* **The exercise**: Repeat the records word for word, excluding any picture.

* **Dataset extract**:
━━━━━━━━━━━━━━━━

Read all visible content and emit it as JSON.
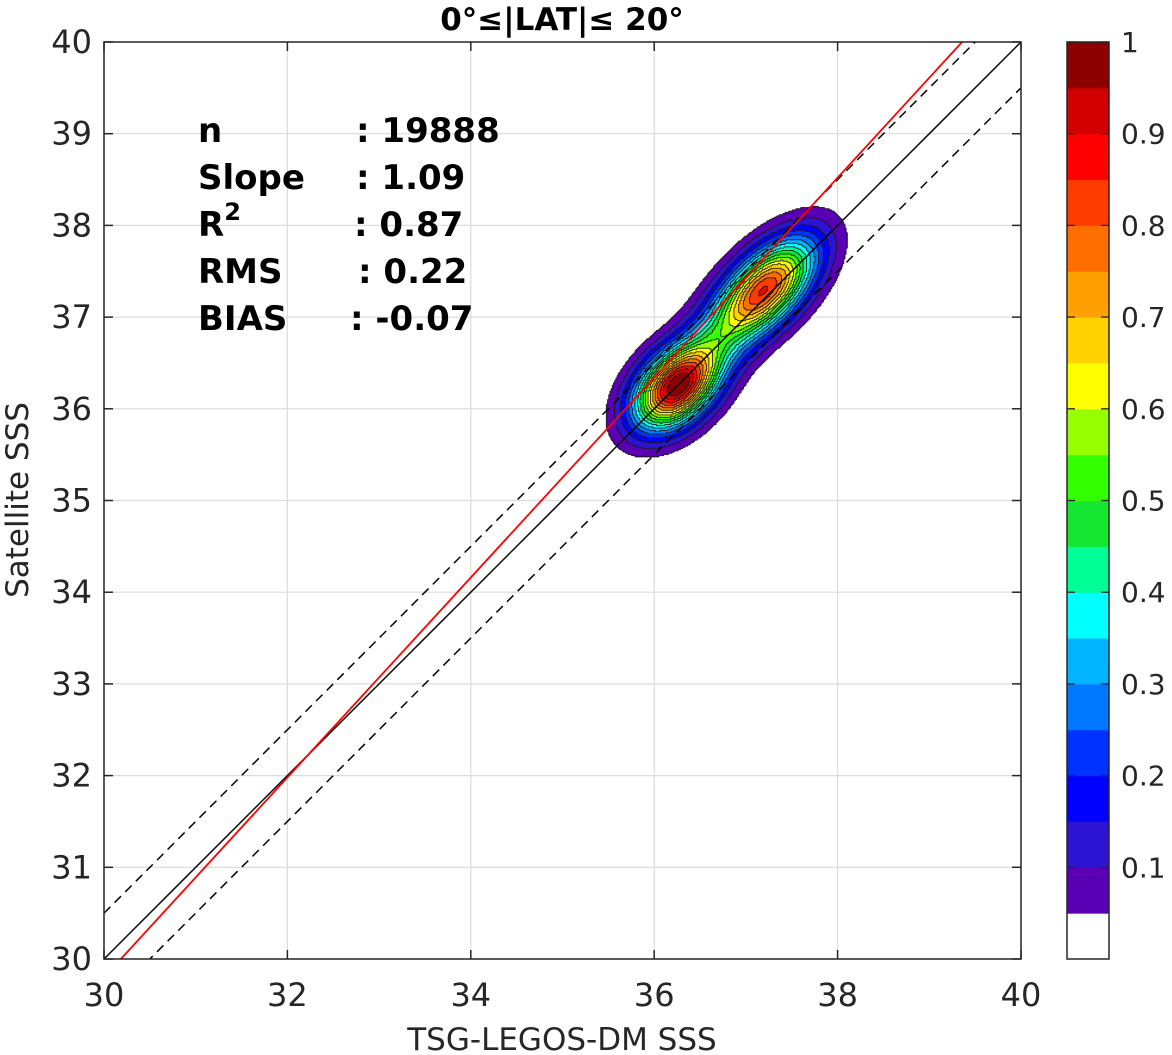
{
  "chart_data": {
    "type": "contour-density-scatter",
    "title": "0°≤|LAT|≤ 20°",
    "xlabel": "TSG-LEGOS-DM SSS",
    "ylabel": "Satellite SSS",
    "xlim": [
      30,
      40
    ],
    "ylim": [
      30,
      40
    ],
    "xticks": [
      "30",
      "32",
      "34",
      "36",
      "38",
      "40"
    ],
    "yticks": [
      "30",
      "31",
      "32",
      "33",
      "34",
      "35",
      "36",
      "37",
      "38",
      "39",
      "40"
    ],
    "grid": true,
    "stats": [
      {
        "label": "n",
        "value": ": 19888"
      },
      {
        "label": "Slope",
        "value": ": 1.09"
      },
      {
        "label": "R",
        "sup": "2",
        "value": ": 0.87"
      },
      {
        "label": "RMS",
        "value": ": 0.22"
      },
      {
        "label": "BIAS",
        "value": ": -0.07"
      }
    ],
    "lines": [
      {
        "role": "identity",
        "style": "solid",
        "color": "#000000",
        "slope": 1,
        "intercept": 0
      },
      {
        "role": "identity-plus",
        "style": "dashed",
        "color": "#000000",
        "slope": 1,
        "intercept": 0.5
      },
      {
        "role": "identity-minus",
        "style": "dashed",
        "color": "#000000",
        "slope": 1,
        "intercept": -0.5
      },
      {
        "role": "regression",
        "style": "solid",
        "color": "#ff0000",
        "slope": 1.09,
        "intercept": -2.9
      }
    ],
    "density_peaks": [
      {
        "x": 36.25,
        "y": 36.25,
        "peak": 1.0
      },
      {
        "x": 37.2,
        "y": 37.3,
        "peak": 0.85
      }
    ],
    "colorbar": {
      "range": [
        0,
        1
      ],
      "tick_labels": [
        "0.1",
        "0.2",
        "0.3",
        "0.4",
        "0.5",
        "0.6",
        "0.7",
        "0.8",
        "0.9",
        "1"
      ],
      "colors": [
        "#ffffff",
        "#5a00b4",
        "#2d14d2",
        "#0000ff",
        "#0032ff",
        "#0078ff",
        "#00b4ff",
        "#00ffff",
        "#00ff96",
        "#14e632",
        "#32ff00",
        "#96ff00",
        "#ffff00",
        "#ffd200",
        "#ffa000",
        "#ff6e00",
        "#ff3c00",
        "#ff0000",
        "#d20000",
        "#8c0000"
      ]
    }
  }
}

━━━━━━━━━━━━━━━━

* **Finished answer**:
Read all visible content and emit it as JSON.
{
  "chart_data": {
    "type": "contour-density-scatter",
    "title": "0°≤|LAT|≤ 20°",
    "xlabel": "TSG-LEGOS-DM SSS",
    "ylabel": "Satellite SSS",
    "xlim": [
      30,
      40
    ],
    "ylim": [
      30,
      40
    ],
    "xticks": [
      "30",
      "32",
      "34",
      "36",
      "38",
      "40"
    ],
    "yticks": [
      "30",
      "31",
      "32",
      "33",
      "34",
      "35",
      "36",
      "37",
      "38",
      "39",
      "40"
    ],
    "grid": true,
    "stats": [
      {
        "label": "n",
        "value": ": 19888"
      },
      {
        "label": "Slope",
        "value": ": 1.09"
      },
      {
        "label": "R",
        "sup": "2",
        "value": ": 0.87"
      },
      {
        "label": "RMS",
        "value": ": 0.22"
      },
      {
        "label": "BIAS",
        "value": ": -0.07"
      }
    ],
    "lines": [
      {
        "role": "identity",
        "style": "solid",
        "color": "#000000",
        "slope": 1,
        "intercept": 0
      },
      {
        "role": "identity-plus",
        "style": "dashed",
        "color": "#000000",
        "slope": 1,
        "intercept": 0.5
      },
      {
        "role": "identity-minus",
        "style": "dashed",
        "color": "#000000",
        "slope": 1,
        "intercept": -0.5
      },
      {
        "role": "regression",
        "style": "solid",
        "color": "#ff0000",
        "slope": 1.09,
        "intercept": -2.9
      }
    ],
    "density_peaks": [
      {
        "x": 36.25,
        "y": 36.25,
        "peak": 1.0
      },
      {
        "x": 37.2,
        "y": 37.3,
        "peak": 0.85
      }
    ],
    "colorbar": {
      "range": [
        0,
        1
      ],
      "tick_labels": [
        "0.1",
        "0.2",
        "0.3",
        "0.4",
        "0.5",
        "0.6",
        "0.7",
        "0.8",
        "0.9",
        "1"
      ],
      "colors": [
        "#ffffff",
        "#5a00b4",
        "#2d14d2",
        "#0000ff",
        "#0032ff",
        "#0078ff",
        "#00b4ff",
        "#00ffff",
        "#00ff96",
        "#14e632",
        "#32ff00",
        "#96ff00",
        "#ffff00",
        "#ffd200",
        "#ffa000",
        "#ff6e00",
        "#ff3c00",
        "#ff0000",
        "#d20000",
        "#8c0000"
      ]
    }
  }
}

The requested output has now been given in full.